Stored records
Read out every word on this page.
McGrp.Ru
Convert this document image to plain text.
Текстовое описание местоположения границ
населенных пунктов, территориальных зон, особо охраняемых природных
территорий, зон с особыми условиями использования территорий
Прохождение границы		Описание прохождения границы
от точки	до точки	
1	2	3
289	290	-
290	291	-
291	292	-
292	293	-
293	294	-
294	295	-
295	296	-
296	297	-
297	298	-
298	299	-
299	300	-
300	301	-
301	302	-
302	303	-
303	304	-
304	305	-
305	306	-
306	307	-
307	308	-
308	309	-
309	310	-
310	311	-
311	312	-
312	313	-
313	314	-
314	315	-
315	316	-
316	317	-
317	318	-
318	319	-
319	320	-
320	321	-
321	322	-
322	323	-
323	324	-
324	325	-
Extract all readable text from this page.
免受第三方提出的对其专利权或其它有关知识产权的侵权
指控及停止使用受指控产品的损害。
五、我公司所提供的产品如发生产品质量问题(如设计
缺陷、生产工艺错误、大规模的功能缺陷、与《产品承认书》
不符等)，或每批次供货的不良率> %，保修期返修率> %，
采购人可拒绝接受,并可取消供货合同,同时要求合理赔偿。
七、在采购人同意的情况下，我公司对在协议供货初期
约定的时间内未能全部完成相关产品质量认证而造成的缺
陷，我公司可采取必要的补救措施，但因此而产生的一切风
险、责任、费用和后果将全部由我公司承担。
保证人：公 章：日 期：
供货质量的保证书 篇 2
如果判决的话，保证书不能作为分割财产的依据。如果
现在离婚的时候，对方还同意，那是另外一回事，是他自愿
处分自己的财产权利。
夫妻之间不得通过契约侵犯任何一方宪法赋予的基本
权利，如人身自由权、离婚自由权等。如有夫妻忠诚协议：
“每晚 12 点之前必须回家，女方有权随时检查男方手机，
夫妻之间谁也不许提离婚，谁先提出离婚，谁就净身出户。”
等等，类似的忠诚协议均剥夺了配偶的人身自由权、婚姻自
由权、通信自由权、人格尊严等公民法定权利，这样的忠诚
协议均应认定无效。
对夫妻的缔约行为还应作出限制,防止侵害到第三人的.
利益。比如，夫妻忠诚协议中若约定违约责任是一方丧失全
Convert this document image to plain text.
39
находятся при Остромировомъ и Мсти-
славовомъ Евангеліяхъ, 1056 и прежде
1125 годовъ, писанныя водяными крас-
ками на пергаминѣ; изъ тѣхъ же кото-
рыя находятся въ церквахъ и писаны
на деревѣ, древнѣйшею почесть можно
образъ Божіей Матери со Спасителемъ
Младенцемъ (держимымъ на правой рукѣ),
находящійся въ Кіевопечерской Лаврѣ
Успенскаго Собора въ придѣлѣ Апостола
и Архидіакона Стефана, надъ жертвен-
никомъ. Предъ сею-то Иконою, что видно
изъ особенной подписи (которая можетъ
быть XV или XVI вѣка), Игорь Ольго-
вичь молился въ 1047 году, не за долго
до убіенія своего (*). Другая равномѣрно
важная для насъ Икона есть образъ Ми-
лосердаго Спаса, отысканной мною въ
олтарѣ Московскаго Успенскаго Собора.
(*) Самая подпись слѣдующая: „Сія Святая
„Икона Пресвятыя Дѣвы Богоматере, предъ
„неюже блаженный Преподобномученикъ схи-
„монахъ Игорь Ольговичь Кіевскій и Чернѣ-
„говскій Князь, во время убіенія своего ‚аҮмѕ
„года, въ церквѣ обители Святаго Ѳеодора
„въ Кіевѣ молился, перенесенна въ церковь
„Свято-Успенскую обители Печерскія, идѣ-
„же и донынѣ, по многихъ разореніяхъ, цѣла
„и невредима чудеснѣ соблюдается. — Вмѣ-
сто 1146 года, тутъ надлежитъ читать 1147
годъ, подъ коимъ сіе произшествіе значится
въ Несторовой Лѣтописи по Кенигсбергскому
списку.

_GOAL OF THE EXERCISE:_ Look through the entries above and report each line where the string "обители" occurs.

_RESPONSE TO THIS EXERCISE:_
„года, въ церквѣ обители Святаго Ѳеодора
„Свято-Успенскую обители Печерскія, идѣ-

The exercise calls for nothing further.